EXERCISE REQUIREMENTS -
Reproduce the passage of the text on first-contact resolution that runs from "For example, if" up to and including "or vice versa.", word for word.

READING TEXT -

First-contact resolution (FCR) is a measure that is in growing use by contact centres and is used by almost 60% of team leaders.
In this article, Paul Smedley sets out some best practice guidelines which came out of a strategy forum hosted earlier this year.
Also called one-and-done or first-touch resolution, recent research by the Professional Planning Forum shows that First-call resolution is now also increasingly used at the business level to drive focus on areas where systems or process improvements can bring efficiency or customer benefits. At the same time there is evidence that it is difficult to find the right ways to measure or define FCR – and that dysfunctional behaviour can arise when it is inappropriately used for targeting.
Be cautious about how you extrapolate between sector or service types
FCR is a measure which should not be simply compared across sector or service types; average rates of 70%, 80% or 90% from industry surveys cannot be treated as representing best practice. The reasons for this are threefold.
- Firstly, FCR rates are determined by the nature of the service and the policy of the organisation. FCR will typically be higher in centres handling fast or simple queries (such as directory enquiries, ticket lines or information requests) and lower in centres handling a wider range of complex enquiries.
- Secondly, initial research reveals that organisations calculate FCR in widely differing ways, either because of difficulty in accessing data from systems or through the use of different policies in determining which calls are actually resolved at the first point of contact.
- Thirdly, FCR is different from other typical contact measures such as speed of answer or abandon rates, which are driven by consumer expectations derived from experience of contacting many types of organisations and where standard definitions of the measures are more commonly understood and built into systems that calculate them automatically.
FCR targets are dynamic
FCR targets need to be adjusted dynamically to reflect changes in the mix of contact types received by the organisation – so that FCR is not an appropriate measure for a fixed monthly or weekly target across the year.
For example, if avoidable contact is reduced by automating or removing the need for a type of simple call, then FCR will go down, but this is probably a positive move from a business and customer perspective.
Similarly, policy or market changes may increase or decrease the type of calls that are likely to be resolved at first contact – or vice versa.
Choose appropriate means of calculation
When comparing FCR rates or using FCR for targeting or to drive business change, special care should be taken to understand the way that the measure is most appropriately calculated. In this respect current practice differs widely and direct headline comparisons can be misleading.

DATASET CONTENT -
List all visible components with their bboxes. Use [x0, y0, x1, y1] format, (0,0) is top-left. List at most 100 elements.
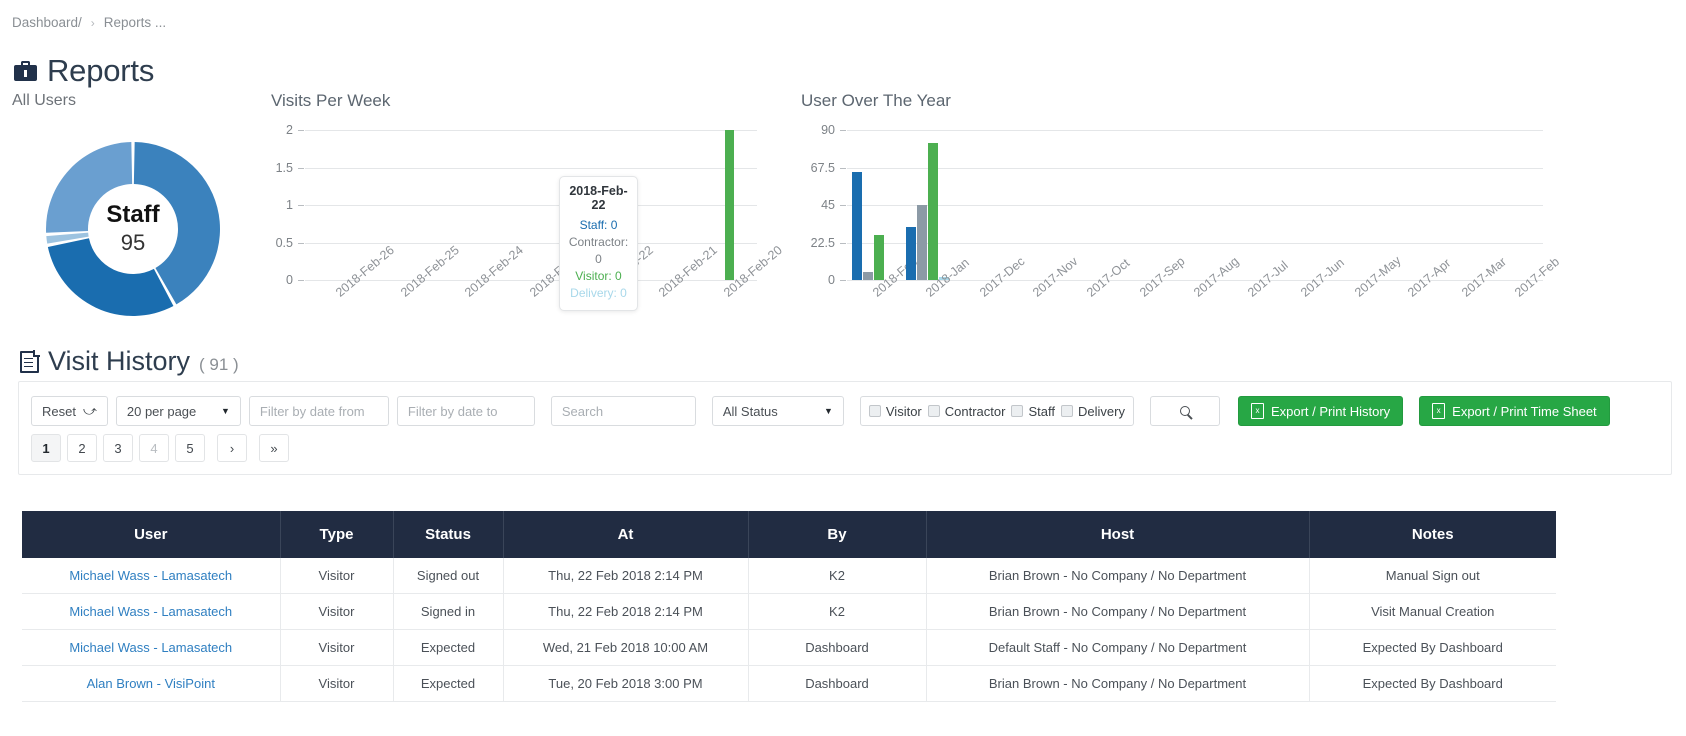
- donut-segment-delivery[interactable]: [46, 142, 133, 233]
- date-from-input[interactable]: Filter by date from: [248, 396, 389, 426]
- export-print-history-button[interactable]: x Export / Print History: [1237, 396, 1404, 426]
- visit-history-count: ( 91 ): [199, 355, 239, 374]
- bar-contractor-2018-Jan[interactable]: [916, 205, 927, 280]
- gridline: [305, 205, 757, 206]
- y-axis-tick-label: 1.5: [275, 160, 293, 175]
- per-page-select[interactable]: 20 per page ▼: [115, 396, 241, 426]
- table-row: Michael Wass - Lamasatech Visitor Signed i…: [22, 593, 1556, 630]
- visits-per-week-chart[interactable]: 0 0.5 1 1.5 2 2018-Feb-26 2018-Feb-25 2018-Feb-…: [271, 118, 785, 338]
- visit-history-title: Visit History: [48, 346, 191, 376]
- date-to-input[interactable]: Filter by date to: [396, 396, 535, 426]
- type-filter-label: Staff: [1028, 403, 1055, 419]
- cell-type: Visitor: [280, 629, 394, 666]
- cell-host: Brian Brown - No Company / No Department: [926, 558, 1310, 594]
- page-subtitle: All Users: [12, 92, 77, 109]
- cell-status: Signed out: [393, 558, 504, 594]
- cell-user[interactable]: Michael Wass - Lamasatech: [22, 558, 281, 594]
- status-value: All Status: [722, 403, 778, 419]
- type-filter-group: Visitor Contractor Staff Delivery: [859, 396, 1134, 426]
- tooltip-row-2: Visitor: 0: [575, 269, 622, 283]
- export-history-label: Export / Print History: [1270, 403, 1391, 419]
- bar-staff-2018-Feb[interactable]: [852, 171, 863, 280]
- y-axis-tick-label: 0: [286, 273, 293, 287]
- cell-at: Thu, 22 Feb 2018 2:14 PM: [503, 558, 749, 594]
- type-filter-delivery[interactable]: Delivery: [1060, 403, 1125, 419]
- type-filter-visitor[interactable]: Visitor: [868, 403, 922, 419]
- pagination-page-1[interactable]: 1: [31, 434, 61, 462]
- chevron-down-icon: ▼: [220, 406, 230, 416]
- export-print-timesheet-button[interactable]: x Export / Print Time Sheet: [1419, 396, 1610, 426]
- checkbox-icon[interactable]: [1011, 405, 1024, 417]
- checkbox-icon[interactable]: [927, 405, 940, 417]
- cell-user[interactable]: Michael Wass - Lamasatech: [22, 629, 281, 666]
- breadcrumb-current[interactable]: Reports ...: [104, 15, 166, 30]
- bar-contractor-2018-Feb[interactable]: [863, 271, 874, 280]
- type-filter-contractor[interactable]: Contractor: [927, 404, 1005, 419]
- cell-host: Brian Brown - No Company / No Department: [926, 593, 1310, 630]
- per-page-value: 20 per page: [126, 403, 197, 419]
- checkbox-icon[interactable]: [1060, 405, 1073, 417]
- filter-toolbar: Reset ⤻ 20 per page ▼ Filter by date fro…: [31, 396, 1610, 426]
- pagination-page-3[interactable]: 3: [103, 434, 133, 462]
- bar-visitor-2018-Jan[interactable]: [927, 143, 938, 280]
- table-column-status[interactable]: Status: [393, 511, 504, 558]
- bar-visitor-2018-Feb[interactable]: [874, 235, 885, 280]
- pagination-page-5[interactable]: 5: [175, 434, 205, 462]
- search-icon: [1179, 406, 1190, 416]
- user-link[interactable]: Michael Wass - Lamasatech: [69, 604, 232, 619]
- y-axis-tick-label: 22.5: [810, 235, 835, 250]
- user-over-the-year-chart[interactable]: 0 22.5 45 67.5 90 2018-Feb 2018-Jan 2017-Dec 201…: [801, 118, 1563, 338]
- breadcrumb-dashboard[interactable]: Dashboard/: [12, 15, 82, 30]
- axis-tick: [840, 242, 846, 244]
- staff-donut-chart[interactable]: Staff 95: [22, 118, 244, 340]
- gridline: [847, 167, 1543, 169]
- table-column-by[interactable]: By: [748, 511, 927, 558]
- y-axis-tick-label: 0: [828, 273, 835, 287]
- checkbox-icon[interactable]: [868, 405, 881, 417]
- cell-type: Visitor: [280, 593, 394, 630]
- type-filter-label: Visitor: [885, 403, 922, 419]
- cell-at: Tue, 20 Feb 2018 3:00 PM: [503, 665, 749, 702]
- user-link[interactable]: Michael Wass - Lamasatech: [69, 568, 232, 583]
- cell-at: Wed, 21 Feb 2018 10:00 AM: [503, 629, 749, 666]
- cell-user[interactable]: Alan Brown - VisiPoint: [22, 665, 281, 702]
- table-column-type[interactable]: Type: [280, 511, 394, 558]
- cell-user[interactable]: Michael Wass - Lamasatech: [22, 593, 281, 630]
- table-column-host[interactable]: Host: [926, 511, 1310, 558]
- y-axis-tick-label: 45: [821, 198, 835, 212]
- gridline: [305, 280, 757, 281]
- cell-notes: Manual Sign out: [1309, 558, 1556, 594]
- search-input[interactable]: Search: [550, 396, 696, 426]
- type-filter-label: Delivery: [1077, 403, 1125, 419]
- export-timesheet-label: Export / Print Time Sheet: [1452, 403, 1597, 419]
- donut-segment-contractor[interactable]: [47, 238, 174, 316]
- tooltip-row-1: Contractor: 0: [568, 235, 629, 266]
- excel-file-icon: x: [1432, 403, 1446, 419]
- status-select[interactable]: All Status ▼: [711, 396, 844, 426]
- table-column-at[interactable]: At: [503, 511, 749, 558]
- pagination-last-icon[interactable]: »: [259, 434, 289, 462]
- gridline: [305, 130, 757, 131]
- bar-visitor-2018-Feb-20[interactable]: [724, 130, 734, 280]
- pagination-page-2[interactable]: 2: [67, 434, 97, 462]
- reset-button[interactable]: Reset ⤻: [31, 396, 108, 426]
- user-link[interactable]: Michael Wass - Lamasatech: [69, 640, 232, 655]
- user-link[interactable]: Alan Brown - VisiPoint: [87, 676, 215, 691]
- pagination-next-icon[interactable]: ›: [217, 434, 247, 462]
- cell-by: Dashboard: [748, 665, 927, 702]
- table-column-user[interactable]: User: [22, 511, 281, 558]
- redo-arrow-icon: ⤻: [82, 403, 97, 418]
- breadcrumb-separator-icon: ›: [90, 15, 95, 30]
- pagination-page-4[interactable]: 4: [139, 434, 169, 462]
- cell-host: Brian Brown - No Company / No Department: [926, 665, 1310, 702]
- search-button[interactable]: [1149, 396, 1220, 426]
- cell-status: Expected: [393, 629, 504, 666]
- type-filter-staff[interactable]: Staff: [1011, 404, 1055, 419]
- cell-host: Default Staff - No Company / No Departme…: [926, 629, 1310, 666]
- cell-by: K2: [748, 593, 927, 630]
- bar-staff-2018-Jan[interactable]: [905, 226, 916, 280]
- axis-tick: [840, 167, 846, 169]
- table-column-notes[interactable]: Notes: [1309, 511, 1556, 558]
- page-title-row: Reports: [14, 55, 154, 86]
- search-placeholder-text: Search: [561, 403, 604, 419]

WORKED ANSWER -
For example, if avoidable contact is reduced by automating or removing the need for a type of simple call, then FCR will go down, but this is probably a positive move from a business and customer perspective.
Similarly, policy or market changes may increase or decrease the type of calls that are likely to be resolved at first contact – or vice versa.